** start of Input **

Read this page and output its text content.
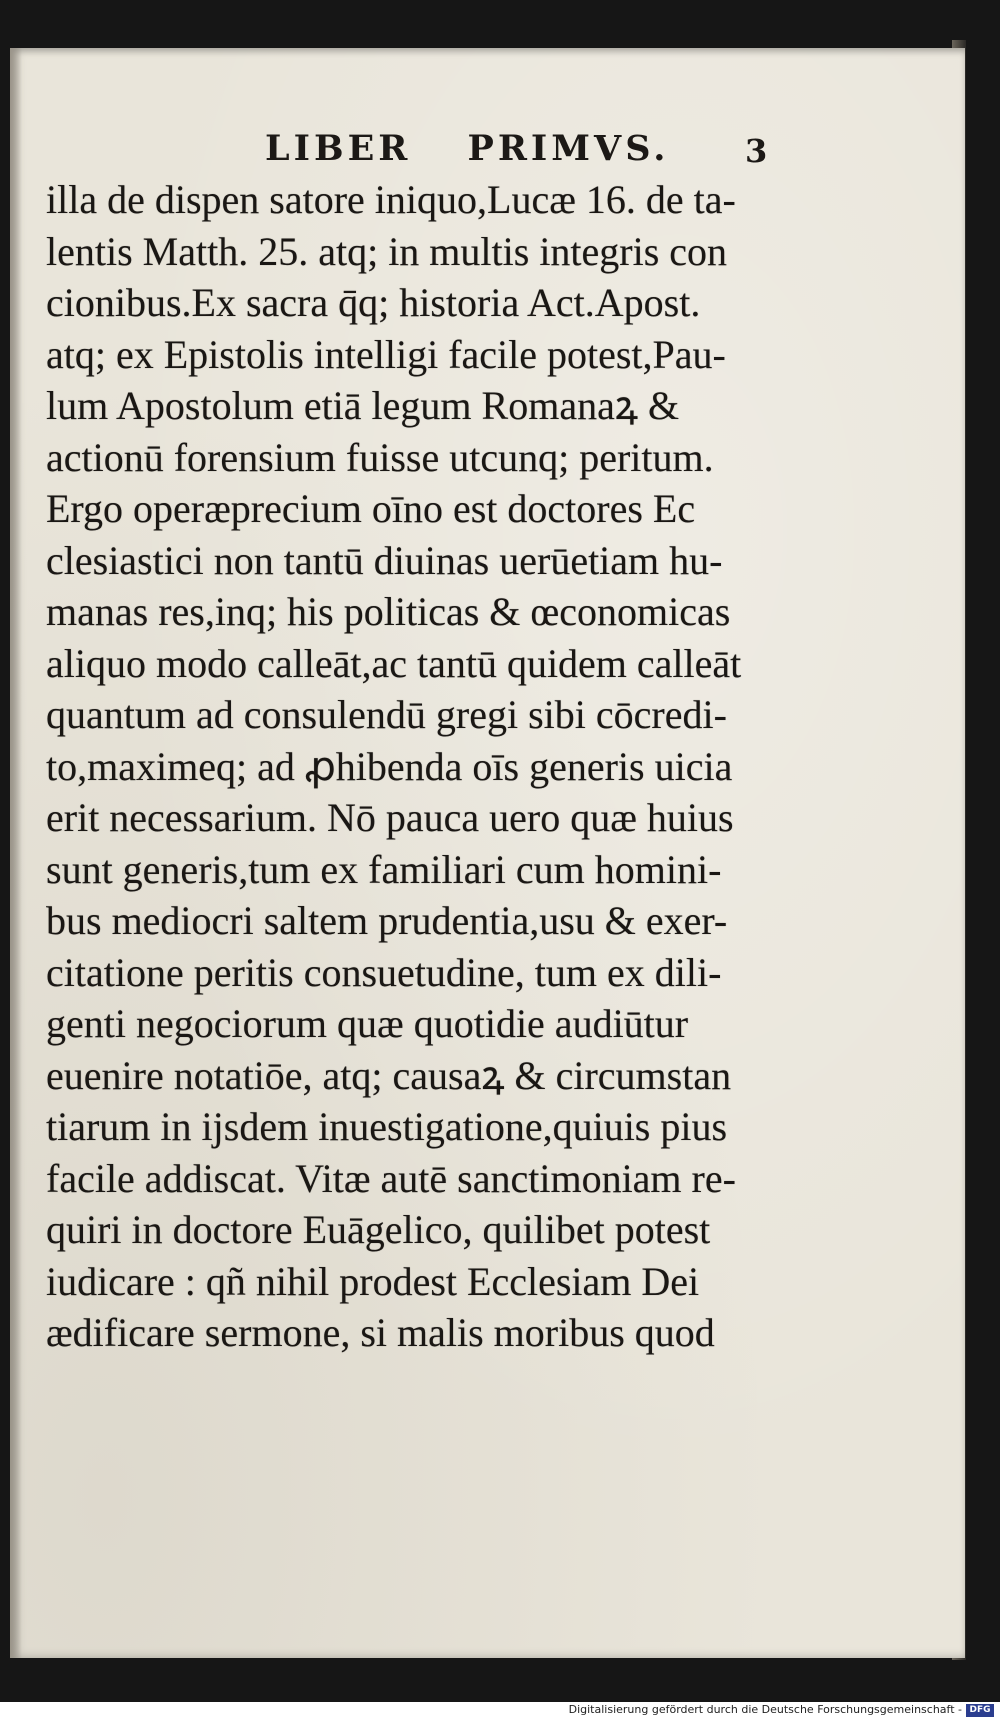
LIBER PRIMVS. 3
illa de dispen satore iniquo,Lucæ 16. de ta-
lentis Matth. 25. atq; in multis integris con
cionibus.Ex sacra q̄q; historia Act.Apost.
atq; ex Epistolis intelligi facile potest,Pau-
lum Apostolum etiā legum Romanaꝝ &
actionū forensium fuisse utcunq; peritum.
Ergo operæprecium oīno est doctores Ec
clesiastici non tantū diuinas uerūetiam hu-
manas res,inq; his politicas & œconomicas
aliquo modo calleāt,ac tantū quidem calleāt
quantum ad consulendū gregi sibi cōcredi-
to,maximeq; ad ꝓhibenda oīs generis uicia
erit necessarium. Nō pauca uero quæ huius
sunt generis,tum ex familiari cum homini-
bus mediocri saltem prudentia,usu & exer-
citatione peritis consuetudine, tum ex dili-
genti negociorum quæ quotidie audiūtur
euenire notatiōe, atq; causaꝝ & circumstan
tiarum in ijsdem inuestigatione,quiuis pius
facile addiscat. Vitæ autē sanctimoniam re-
quiri in doctore Euāgelico, quilibet potest
iudicare : qñ nihil prodest Ecclesiam Dei
ædificare sermone, si malis moribus quod
Digitalisierung gefördert durch die Deutsche Forschungsgemeinschaft - DFG
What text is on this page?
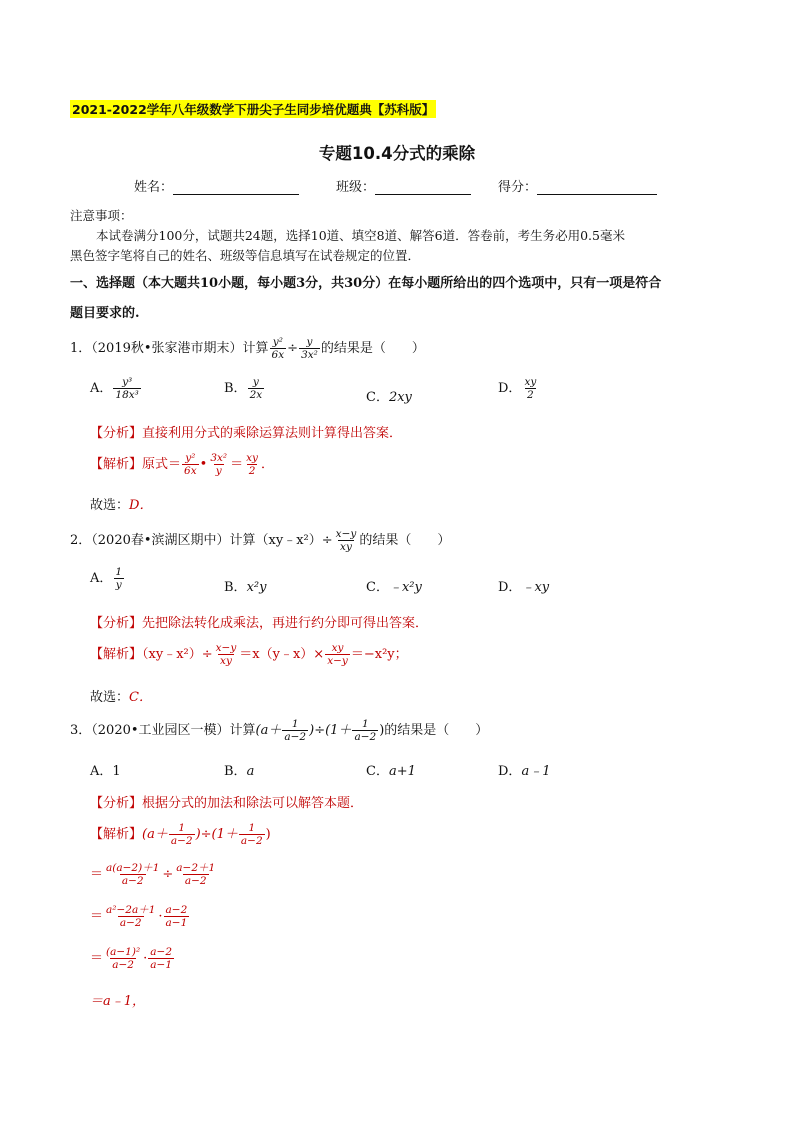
2021-2022学年八年级数学下册尖子生同步培优题典【苏科版】
专题10.4分式的乘除
姓名：	班级：	得分：
注意事项：
本试卷满分100分，试题共24题，选择10道、填空8道、解答6道．答卷前，考生务必用0.5毫米
黑色签字笔将自己的姓名、班级等信息填写在试卷规定的位置．
一、选择题（本大题共10小题，每小题3分，共30分）在每小题所给出的四个选项中，只有一项是符合
题目要求的.
1．（2019秋•张家港市期末）计算 $\frac{\text{y²}}{6x} \div \frac{y}{\text{3x²}}$ 的结果是（　　）
A． $\frac{\text{y³}}{\text{18x³}}$	B． $\frac{y}{2x}$	C．2xy
D． $\frac{xy}{2}$
【分析】直接利用分式的乘除运算法则计算得出答案．
【解析】原式＝ $\frac{\text{y²}}{6x}$ • $\frac{\text{3x²}}{y} = \frac{xy}{2}$ ．
故选：D．
2．（2020春•滨湖区期中）计算（xy﹣x²）÷ $\frac{x-y}{xy}$ 的结果（　　）
A． $\frac{1}{y}$	B．x²y	C．﹣x²y	D．﹣xy
【分析】先把除法转化成乘法，再进行约分即可得出答案．
【解析】（xy﹣x²）÷ $\frac{x-y}{xy}$ ＝x（y﹣x）× $\frac{xy}{x-y} =-x^2y$；
故选：C．
3．（2020•工业园区一模）计算$(a+ \frac{1}{a-2} )\div(1+ \frac{1}{a-2}$ )的结果是（　　）
A．1	B．a	C．a+1	D．a﹣1
【分析】根据分式的加法和除法可以解答本题．
【解析】$(a+ \frac{1}{a-2} )\div(1+ \frac{1}{a-2}$ )
＝ $\frac{a(a-2)+1}{a-2} \div \frac{a-2+1}{a-2}$
＝ $\frac{\text{a²−2a＋1}}{a-2} \cdot \frac{a-2}{a-1}$
＝ $\frac{\text{(a−1)²}}{a-2} \cdot \frac{a-2}{a-1}$
＝a﹣1，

** end of Input **

* **Work to be completed**: Using the data above, write out every line exactly, leaving the images behind.

* **Response**:
Read this page and output its text content.
LIBER PRIMVS. 3
illa de dispen satore iniquo,Lucæ 16. de ta-
lentis Matth. 25. atq; in multis integris con
cionibus.Ex sacra q̄q; historia Act.Apost.
atq; ex Epistolis intelligi facile potest,Pau-
lum Apostolum etiā legum Romanaꝝ &
actionū forensium fuisse utcunq; peritum.
Ergo operæprecium oīno est doctores Ec
clesiastici non tantū diuinas uerūetiam hu-
manas res,inq; his politicas & œconomicas
aliquo modo calleāt,ac tantū quidem calleāt
quantum ad consulendū gregi sibi cōcredi-
to,maximeq; ad ꝓhibenda oīs generis uicia
erit necessarium. Nō pauca uero quæ huius
sunt generis,tum ex familiari cum homini-
bus mediocri saltem prudentia,usu & exer-
citatione peritis consuetudine, tum ex dili-
genti negociorum quæ quotidie audiūtur
euenire notatiōe, atq; causaꝝ & circumstan
tiarum in ijsdem inuestigatione,quiuis pius
facile addiscat. Vitæ autē sanctimoniam re-
quiri in doctore Euāgelico, quilibet potest
iudicare : qñ nihil prodest Ecclesiam Dei
ædificare sermone, si malis moribus quod
Digitalisierung gefördert durch die Deutsche Forschungsgemeinschaft - DFG
What text is on this page?
2021-2022学年八年级数学下册尖子生同步培优题典【苏科版】
专题10.4分式的乘除
姓名：	班级：	得分：
注意事项：
本试卷满分100分，试题共24题，选择10道、填空8道、解答6道．答卷前，考生务必用0.5毫米
黑色签字笔将自己的姓名、班级等信息填写在试卷规定的位置．
一、选择题（本大题共10小题，每小题3分，共30分）在每小题所给出的四个选项中，只有一项是符合
题目要求的.
1．（2019秋•张家港市期末）计算 $\frac{\text{y²}}{6x} \div \frac{y}{\text{3x²}}$ 的结果是（　　）
A． $\frac{\text{y³}}{\text{18x³}}$	B． $\frac{y}{2x}$	C．2xy
D． $\frac{xy}{2}$
【分析】直接利用分式的乘除运算法则计算得出答案．
【解析】原式＝ $\frac{\text{y²}}{6x}$ • $\frac{\text{3x²}}{y} = \frac{xy}{2}$ ．
故选：D．
2．（2020春•滨湖区期中）计算（xy﹣x²）÷ $\frac{x-y}{xy}$ 的结果（　　）
A． $\frac{1}{y}$	B．x²y	C．﹣x²y	D．﹣xy
【分析】先把除法转化成乘法，再进行约分即可得出答案．
【解析】（xy﹣x²）÷ $\frac{x-y}{xy}$ ＝x（y﹣x）× $\frac{xy}{x-y} =-x^2y$；
故选：C．
3．（2020•工业园区一模）计算$(a+ \frac{1}{a-2} )\div(1+ \frac{1}{a-2}$ )的结果是（　　）
A．1	B．a	C．a+1	D．a﹣1
【分析】根据分式的加法和除法可以解答本题．
【解析】$(a+ \frac{1}{a-2} )\div(1+ \frac{1}{a-2}$ )
＝ $\frac{a(a-2)+1}{a-2} \div \frac{a-2+1}{a-2}$
＝ $\frac{\text{a²−2a＋1}}{a-2} \cdot \frac{a-2}{a-1}$
＝ $\frac{\text{(a−1)²}}{a-2} \cdot \frac{a-2}{a-1}$
＝a﹣1，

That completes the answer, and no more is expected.